Directive: Every line that includes the word "Number" is to be listed.

The input:
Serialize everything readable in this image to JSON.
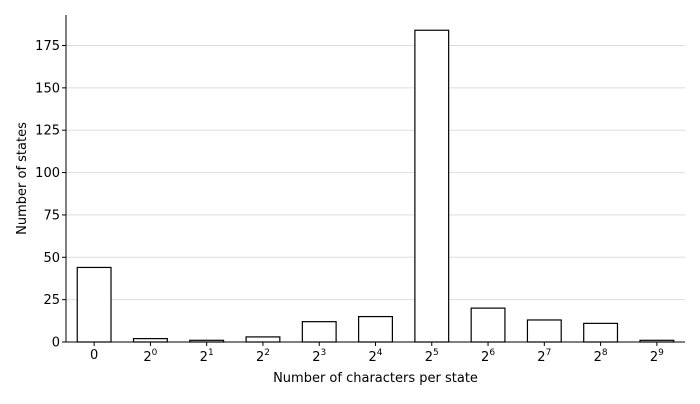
{
  "chart_data": {
    "type": "bar",
    "categories": [
      {
        "base": "0",
        "exp": ""
      },
      {
        "base": "2",
        "exp": "0"
      },
      {
        "base": "2",
        "exp": "1"
      },
      {
        "base": "2",
        "exp": "2"
      },
      {
        "base": "2",
        "exp": "3"
      },
      {
        "base": "2",
        "exp": "4"
      },
      {
        "base": "2",
        "exp": "5"
      },
      {
        "base": "2",
        "exp": "6"
      },
      {
        "base": "2",
        "exp": "7"
      },
      {
        "base": "2",
        "exp": "8"
      },
      {
        "base": "2",
        "exp": "9"
      }
    ],
    "values": [
      44,
      2,
      1,
      3,
      12,
      15,
      184,
      20,
      13,
      11,
      1
    ],
    "xlabel": "Number of characters per state",
    "ylabel": "Number of states",
    "ylim": [
      0,
      193
    ],
    "yticks": [
      0,
      25,
      50,
      75,
      100,
      125,
      150,
      175
    ],
    "grid": "horizontal",
    "colors": {
      "bar_fill": "#ffffff",
      "bar_stroke": "#000000",
      "grid": "#dddddd",
      "axis": "#000000"
    }
  }
}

Task result:
    "xlabel": "Number of characters per state",
    "ylabel": "Number of states",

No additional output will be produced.